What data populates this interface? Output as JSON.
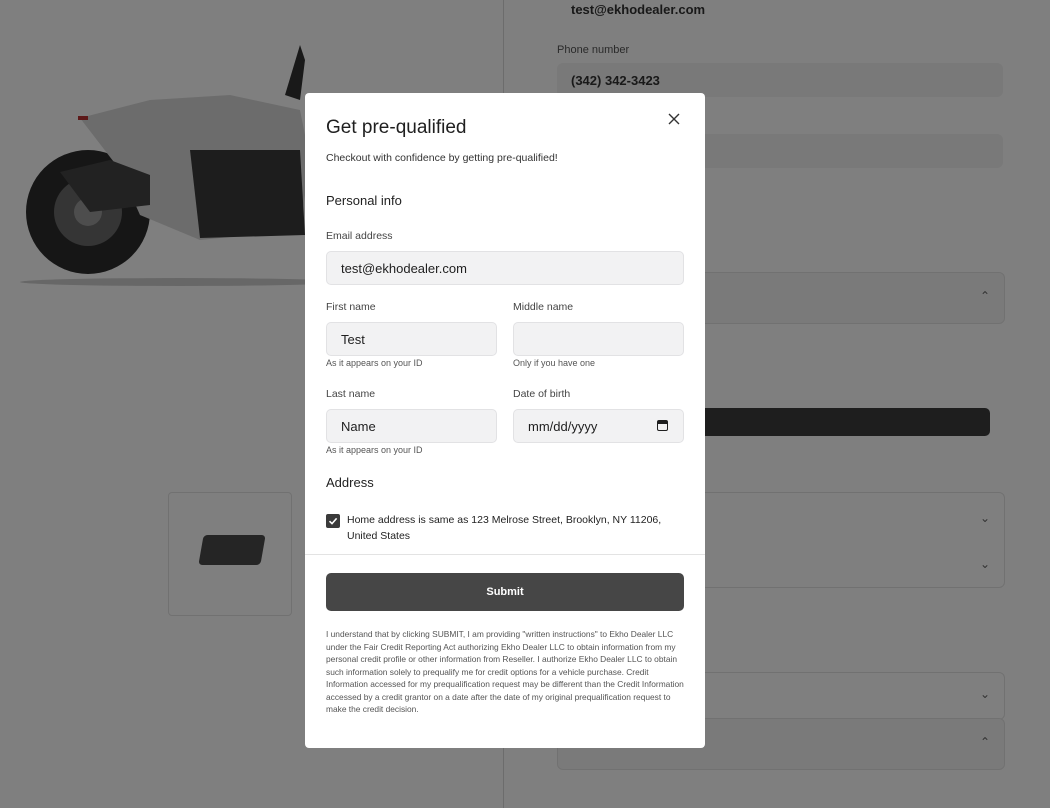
{
  "background": {
    "right_column": {
      "email_value": "test@ekhodealer.com",
      "phone_label": "Phone number",
      "phone_value": "(342) 342-3423"
    }
  },
  "modal": {
    "title": "Get pre-qualified",
    "subtitle": "Checkout with confidence by getting pre-qualified!",
    "personal_info_heading": "Personal info",
    "email": {
      "label": "Email address",
      "value": "test@ekhodealer.com"
    },
    "first_name": {
      "label": "First name",
      "value": "Test",
      "help": "As it appears on your ID"
    },
    "middle_name": {
      "label": "Middle name",
      "value": "",
      "help": "Only if you have one"
    },
    "last_name": {
      "label": "Last name",
      "value": "Name",
      "help": "As it appears on your ID"
    },
    "date_of_birth": {
      "label": "Date of birth",
      "placeholder": "mm/dd/yyyy"
    },
    "address_heading": "Address",
    "address_checkbox": {
      "checked": true,
      "label": "Home address is same as 123 Melrose Street, Brooklyn, NY 11206, United States"
    },
    "submit_label": "Submit",
    "disclaimer": "I understand that by clicking SUBMIT, I am providing \"written instructions\" to Ekho Dealer LLC under the Fair Credit Reporting Act authorizing Ekho Dealer LLC to obtain information from my personal credit profile or other information from Reseller. I authorize Ekho Dealer LLC to obtain such information solely to prequalify me for credit options for a vehicle purchase. Credit Information accessed for my prequalification request may be different than the Credit Information accessed by a credit grantor on a date after the date of my original prequalification request to make the credit decision."
  },
  "colors": {
    "overlay": "rgba(0,0,0,0.5)",
    "submit_bg": "#464646",
    "input_bg": "#f2f2f3",
    "checkbox_bg": "#3a3a3a"
  },
  "icons": {
    "close": "close-icon",
    "calendar": "calendar-icon",
    "checkmark": "checkmark-icon"
  }
}
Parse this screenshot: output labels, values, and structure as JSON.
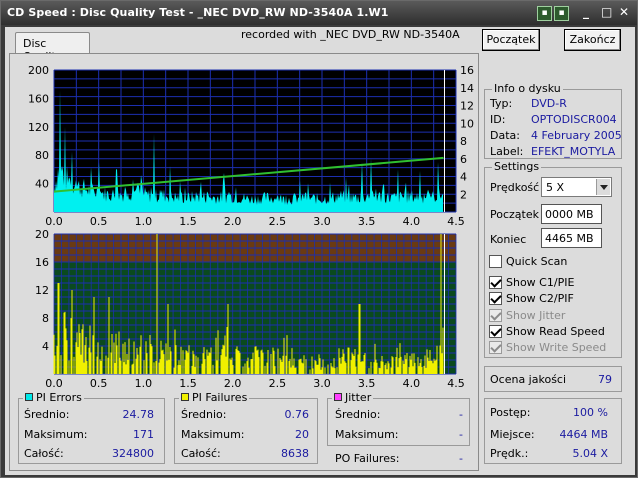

········

Quote the data above in full, leaving out the pictures it holds.

What data populates this interface? Output as JSON.
{
  "background": {
    "right_column": {
      "email_value": "test@ekhodealer.com",
      "phone_label": "Phone number",
      "phone_value": "(342) 342-3423"
    }
  },
  "modal": {
    "title": "Get pre-qualified",
    "subtitle": "Checkout with confidence by getting pre-qualified!",
    "personal_info_heading": "Personal info",
    "email": {
      "label": "Email address",
      "value": "test@ekhodealer.com"
    },
    "first_name": {
      "label": "First name",
      "value": "Test",
      "help": "As it appears on your ID"
    },
    "middle_name": {
      "label": "Middle name",
      "value": "",
      "help": "Only if you have one"
    },
    "last_name": {
      "label": "Last name",
      "value": "Name",
      "help": "As it appears on your ID"
    },
    "date_of_birth": {
      "label": "Date of birth",
      "placeholder": "mm/dd/yyyy"
    },
    "address_heading": "Address",
    "address_checkbox": {
      "checked": true,
      "label": "Home address is same as 123 Melrose Street, Brooklyn, NY 11206, United States"
    },
    "submit_label": "Submit",
    "disclaimer": "I understand that by clicking SUBMIT, I am providing \"written instructions\" to Ekho Dealer LLC under the Fair Credit Reporting Act authorizing Ekho Dealer LLC to obtain information from my personal credit profile or other information from Reseller. I authorize Ekho Dealer LLC to obtain such information solely to prequalify me for credit options for a vehicle purchase. Credit Information accessed for my prequalification request may be different than the Credit Information accessed by a credit grantor on a date after the date of my original prequalification request to make the credit decision."
  },
  "colors": {
    "overlay": "rgba(0,0,0,0.5)",
    "submit_bg": "#464646",
    "input_bg": "#f2f2f3",
    "checkbox_bg": "#3a3a3a"
  },
  "icons": {
    "close": "close-icon",
    "calendar": "calendar-icon",
    "checkmark": "checkmark-icon"
  }
}
Parse this screenshot: output labels, values, and structure as JSON.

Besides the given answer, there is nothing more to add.